TASK DETAILS
Pull out each line of the data that includes the word "Маскѣвичъ".

╭─ SUPPLIED RECORDS

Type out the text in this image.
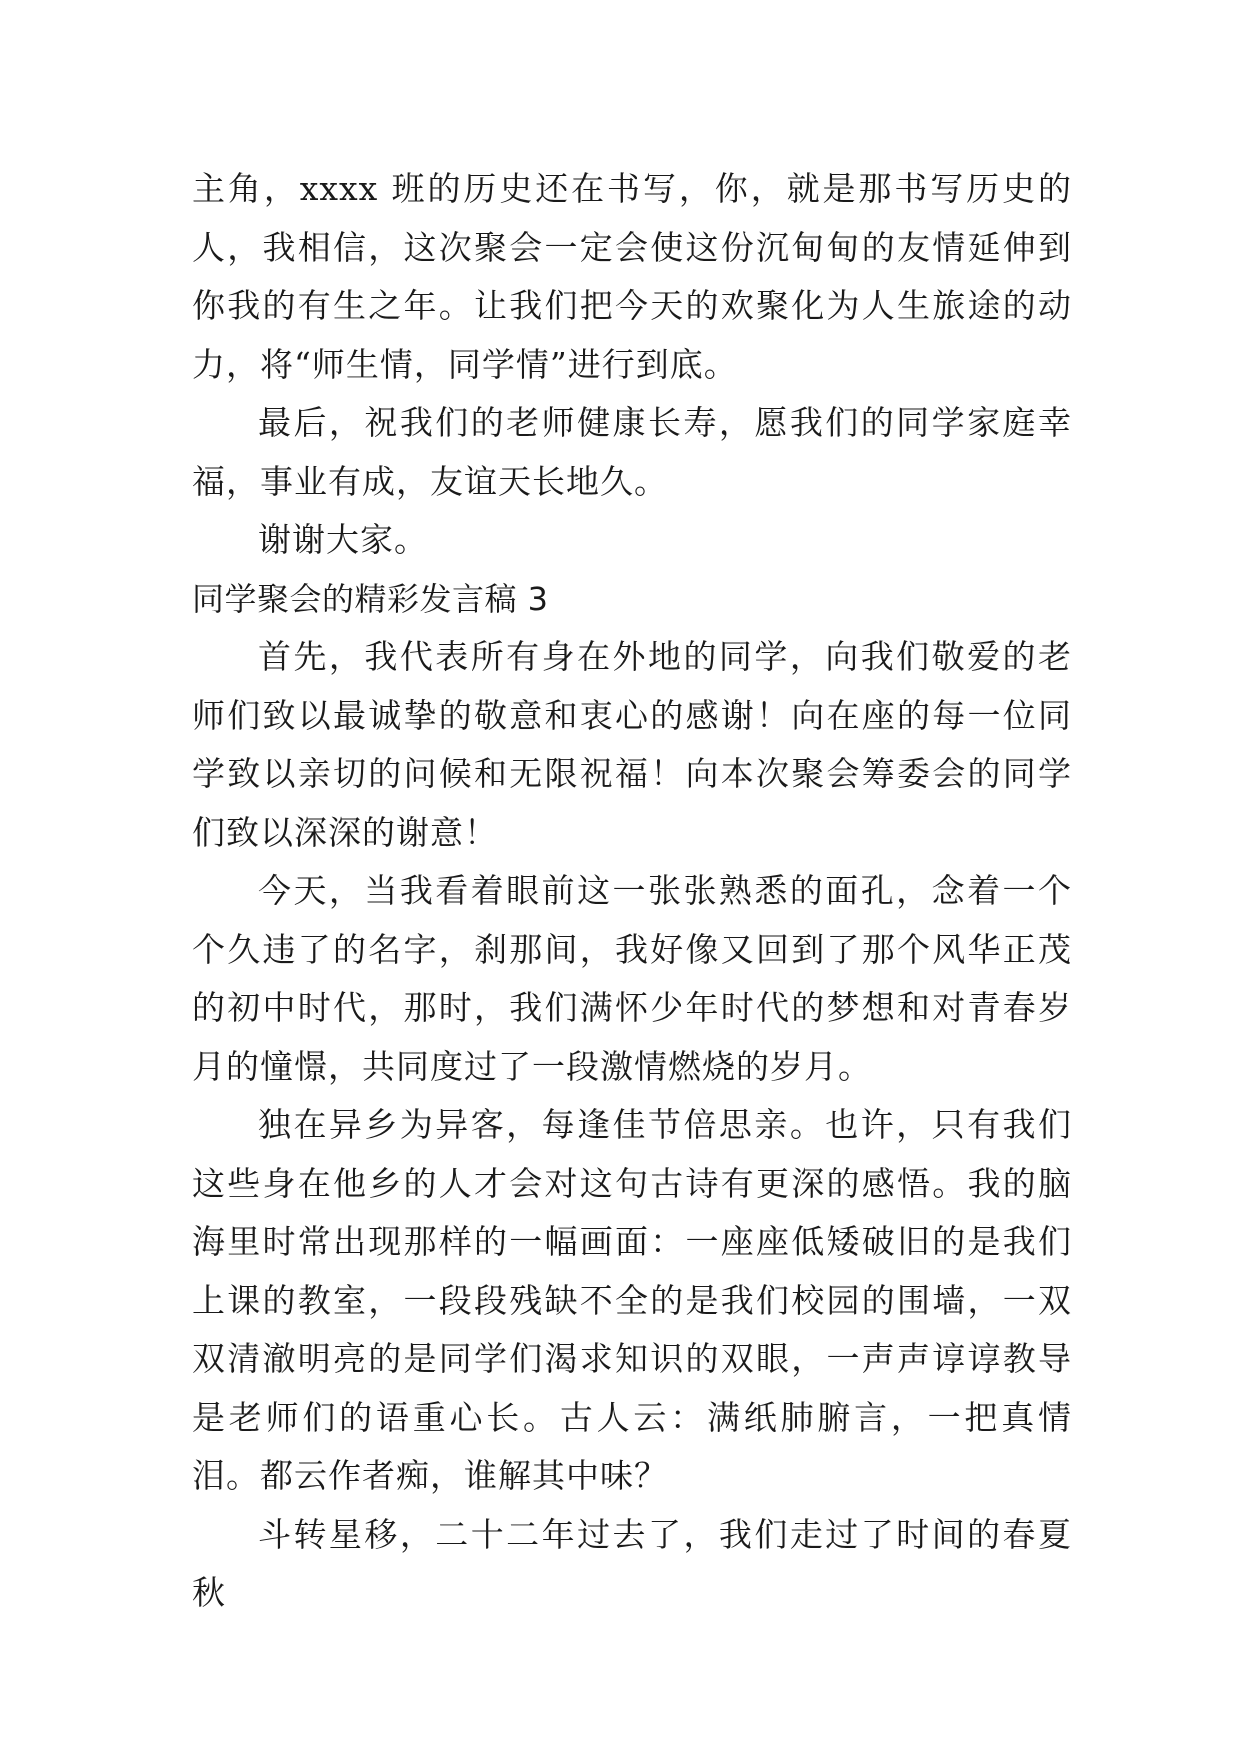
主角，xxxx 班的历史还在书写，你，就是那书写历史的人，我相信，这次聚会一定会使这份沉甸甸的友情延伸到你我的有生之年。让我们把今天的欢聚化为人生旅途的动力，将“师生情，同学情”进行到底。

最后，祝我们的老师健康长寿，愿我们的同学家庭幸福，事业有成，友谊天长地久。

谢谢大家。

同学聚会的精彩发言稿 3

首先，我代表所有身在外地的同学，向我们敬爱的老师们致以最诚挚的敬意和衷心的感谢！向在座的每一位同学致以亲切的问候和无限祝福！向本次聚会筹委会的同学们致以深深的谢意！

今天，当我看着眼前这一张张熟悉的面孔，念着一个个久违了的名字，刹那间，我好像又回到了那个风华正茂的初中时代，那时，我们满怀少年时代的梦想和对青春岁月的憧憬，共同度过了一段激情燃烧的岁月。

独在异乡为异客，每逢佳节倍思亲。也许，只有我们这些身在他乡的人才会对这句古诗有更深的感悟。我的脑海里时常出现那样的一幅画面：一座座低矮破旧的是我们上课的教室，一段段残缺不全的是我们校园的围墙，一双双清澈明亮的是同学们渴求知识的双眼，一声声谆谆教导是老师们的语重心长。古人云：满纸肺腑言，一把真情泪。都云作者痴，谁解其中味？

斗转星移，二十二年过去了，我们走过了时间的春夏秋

╰─
╭─ SUPPLIED RECORDS

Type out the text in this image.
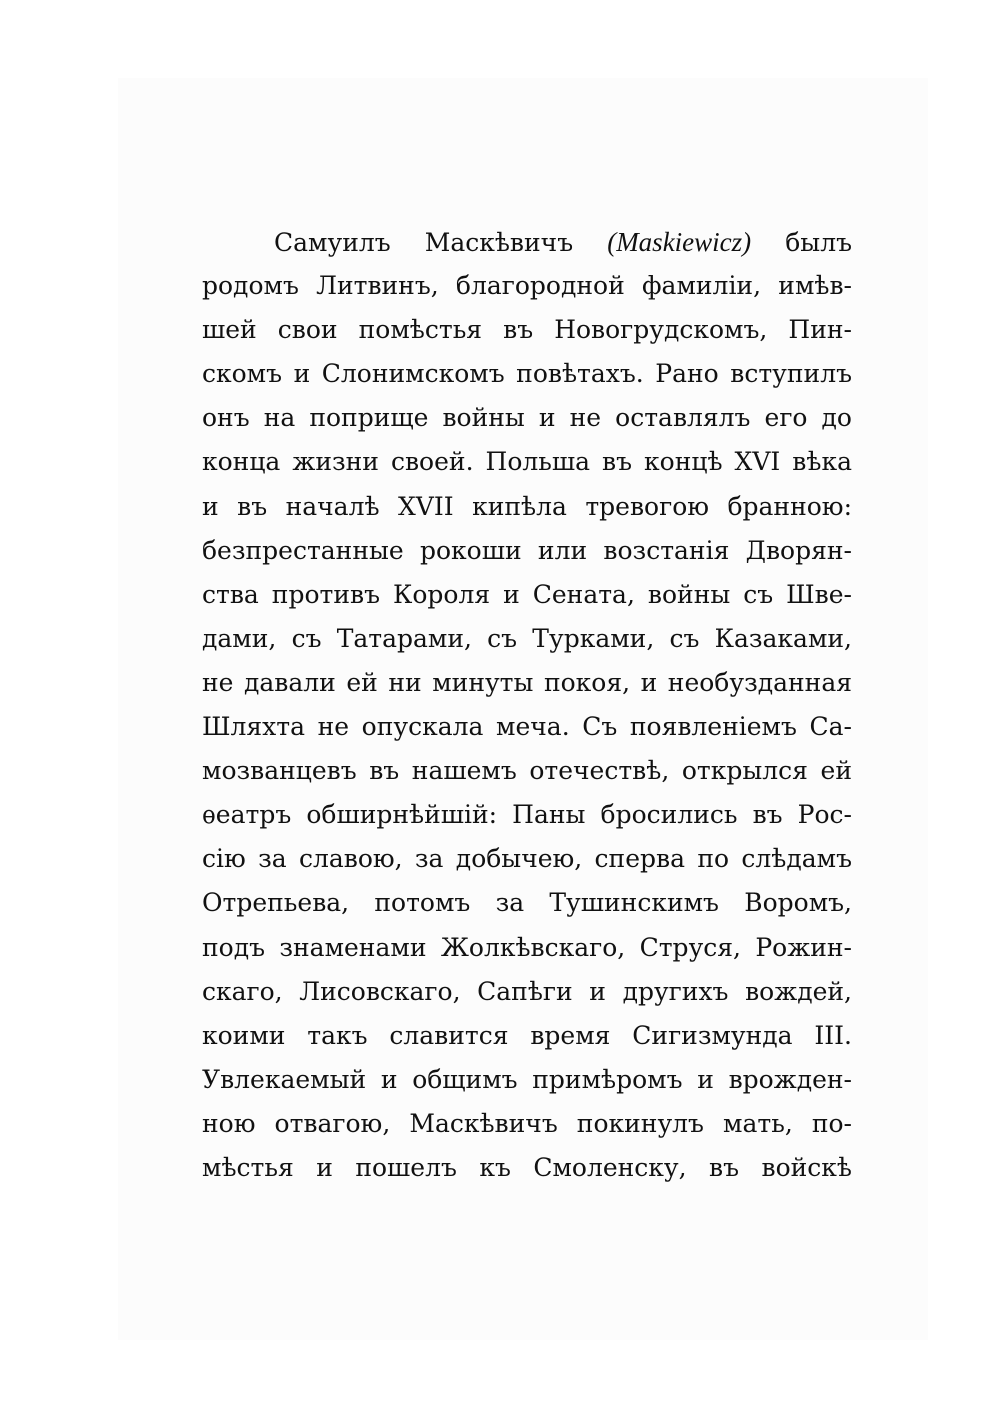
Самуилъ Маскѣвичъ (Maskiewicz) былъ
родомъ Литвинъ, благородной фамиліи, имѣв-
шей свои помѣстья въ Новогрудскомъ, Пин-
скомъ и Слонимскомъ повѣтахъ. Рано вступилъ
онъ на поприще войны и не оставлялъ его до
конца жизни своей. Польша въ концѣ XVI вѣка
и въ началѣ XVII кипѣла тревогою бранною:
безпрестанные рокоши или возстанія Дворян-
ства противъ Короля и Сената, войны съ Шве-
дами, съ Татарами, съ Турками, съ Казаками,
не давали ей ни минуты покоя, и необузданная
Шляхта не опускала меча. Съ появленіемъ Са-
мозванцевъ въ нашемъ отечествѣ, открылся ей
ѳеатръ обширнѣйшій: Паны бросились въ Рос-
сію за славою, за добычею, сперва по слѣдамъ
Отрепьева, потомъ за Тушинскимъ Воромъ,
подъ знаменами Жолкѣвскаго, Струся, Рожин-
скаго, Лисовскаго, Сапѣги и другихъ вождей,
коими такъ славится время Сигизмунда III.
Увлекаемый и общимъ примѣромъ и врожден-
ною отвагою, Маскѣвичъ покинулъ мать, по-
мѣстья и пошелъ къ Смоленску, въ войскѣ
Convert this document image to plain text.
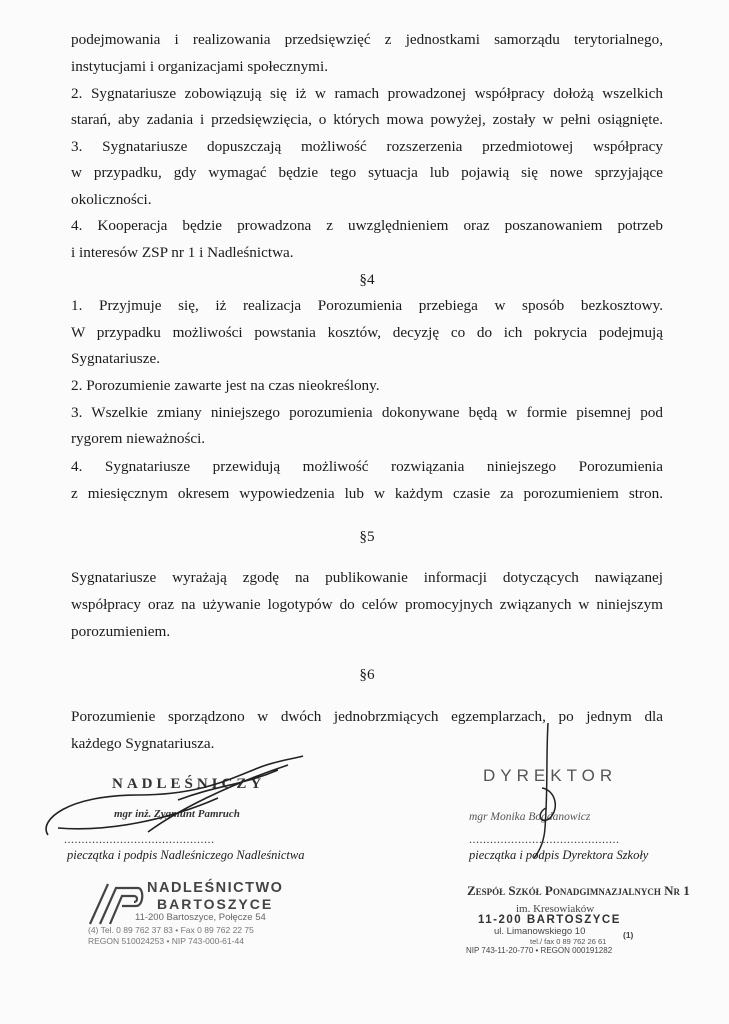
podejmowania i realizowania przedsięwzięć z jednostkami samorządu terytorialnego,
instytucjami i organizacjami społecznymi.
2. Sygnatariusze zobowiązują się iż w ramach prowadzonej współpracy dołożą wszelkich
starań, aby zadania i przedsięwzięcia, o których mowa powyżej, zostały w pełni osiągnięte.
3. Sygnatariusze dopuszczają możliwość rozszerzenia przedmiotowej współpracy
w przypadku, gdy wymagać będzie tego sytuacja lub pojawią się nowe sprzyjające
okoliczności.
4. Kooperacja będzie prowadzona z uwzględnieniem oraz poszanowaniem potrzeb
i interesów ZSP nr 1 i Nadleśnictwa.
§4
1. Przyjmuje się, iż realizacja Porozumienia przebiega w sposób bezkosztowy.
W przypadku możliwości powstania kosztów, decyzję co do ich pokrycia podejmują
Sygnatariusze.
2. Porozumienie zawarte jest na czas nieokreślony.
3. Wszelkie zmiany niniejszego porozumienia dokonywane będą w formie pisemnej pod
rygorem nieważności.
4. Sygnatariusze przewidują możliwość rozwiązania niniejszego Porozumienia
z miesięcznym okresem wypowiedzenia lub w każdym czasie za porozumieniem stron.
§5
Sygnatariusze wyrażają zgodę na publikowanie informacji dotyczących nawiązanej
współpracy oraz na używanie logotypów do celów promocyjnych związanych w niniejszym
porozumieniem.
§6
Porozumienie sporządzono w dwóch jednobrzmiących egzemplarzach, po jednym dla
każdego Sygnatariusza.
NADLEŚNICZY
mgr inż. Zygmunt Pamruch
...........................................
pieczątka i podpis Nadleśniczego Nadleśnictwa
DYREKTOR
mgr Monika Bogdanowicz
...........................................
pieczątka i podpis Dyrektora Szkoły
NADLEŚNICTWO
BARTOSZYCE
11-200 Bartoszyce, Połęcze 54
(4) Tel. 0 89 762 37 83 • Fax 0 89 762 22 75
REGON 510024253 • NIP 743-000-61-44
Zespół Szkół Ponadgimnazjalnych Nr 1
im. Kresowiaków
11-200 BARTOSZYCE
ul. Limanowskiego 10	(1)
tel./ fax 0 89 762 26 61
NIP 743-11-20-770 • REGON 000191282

╰─
╭─ SUPPLIED RECORDS

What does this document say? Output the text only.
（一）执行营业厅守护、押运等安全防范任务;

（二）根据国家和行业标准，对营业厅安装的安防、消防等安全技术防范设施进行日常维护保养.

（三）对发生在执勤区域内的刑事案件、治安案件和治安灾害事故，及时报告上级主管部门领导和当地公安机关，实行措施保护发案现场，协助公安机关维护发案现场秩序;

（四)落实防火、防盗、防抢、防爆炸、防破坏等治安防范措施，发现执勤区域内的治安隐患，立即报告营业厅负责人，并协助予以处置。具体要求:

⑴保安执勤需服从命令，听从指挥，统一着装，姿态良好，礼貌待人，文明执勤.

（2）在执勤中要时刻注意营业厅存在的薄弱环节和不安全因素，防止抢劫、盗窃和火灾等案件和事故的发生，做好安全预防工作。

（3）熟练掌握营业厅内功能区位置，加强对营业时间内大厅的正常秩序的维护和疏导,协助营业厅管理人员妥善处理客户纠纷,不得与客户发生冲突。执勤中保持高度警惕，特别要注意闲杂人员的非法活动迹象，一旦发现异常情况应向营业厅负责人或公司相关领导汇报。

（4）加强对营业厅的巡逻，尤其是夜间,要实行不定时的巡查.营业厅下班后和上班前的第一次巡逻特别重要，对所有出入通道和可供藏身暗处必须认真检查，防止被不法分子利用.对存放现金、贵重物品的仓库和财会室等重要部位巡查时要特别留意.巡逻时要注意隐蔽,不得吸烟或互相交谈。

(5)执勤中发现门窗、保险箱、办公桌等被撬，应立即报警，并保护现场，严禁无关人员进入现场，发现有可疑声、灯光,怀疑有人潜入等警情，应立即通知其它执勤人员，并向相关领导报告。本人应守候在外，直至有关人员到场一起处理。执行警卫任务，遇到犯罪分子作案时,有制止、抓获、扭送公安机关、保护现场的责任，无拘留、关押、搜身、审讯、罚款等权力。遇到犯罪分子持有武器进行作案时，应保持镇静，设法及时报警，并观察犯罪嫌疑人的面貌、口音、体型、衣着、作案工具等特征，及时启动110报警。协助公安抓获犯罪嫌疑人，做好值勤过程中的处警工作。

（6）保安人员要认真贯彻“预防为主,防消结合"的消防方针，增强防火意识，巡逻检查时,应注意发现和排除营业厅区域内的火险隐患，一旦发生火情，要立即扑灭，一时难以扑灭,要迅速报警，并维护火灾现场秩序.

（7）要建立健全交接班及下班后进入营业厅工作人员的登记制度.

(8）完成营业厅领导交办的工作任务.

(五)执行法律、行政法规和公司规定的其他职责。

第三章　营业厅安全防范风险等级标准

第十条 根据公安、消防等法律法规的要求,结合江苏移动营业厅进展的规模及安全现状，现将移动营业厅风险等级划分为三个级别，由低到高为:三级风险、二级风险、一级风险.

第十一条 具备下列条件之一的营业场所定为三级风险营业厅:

╰─

REPLY
Самуилъ Маскѣвичъ (Maskiewicz) былъ
ною отвагою, Маскѣвичъ покинулъ мать, по-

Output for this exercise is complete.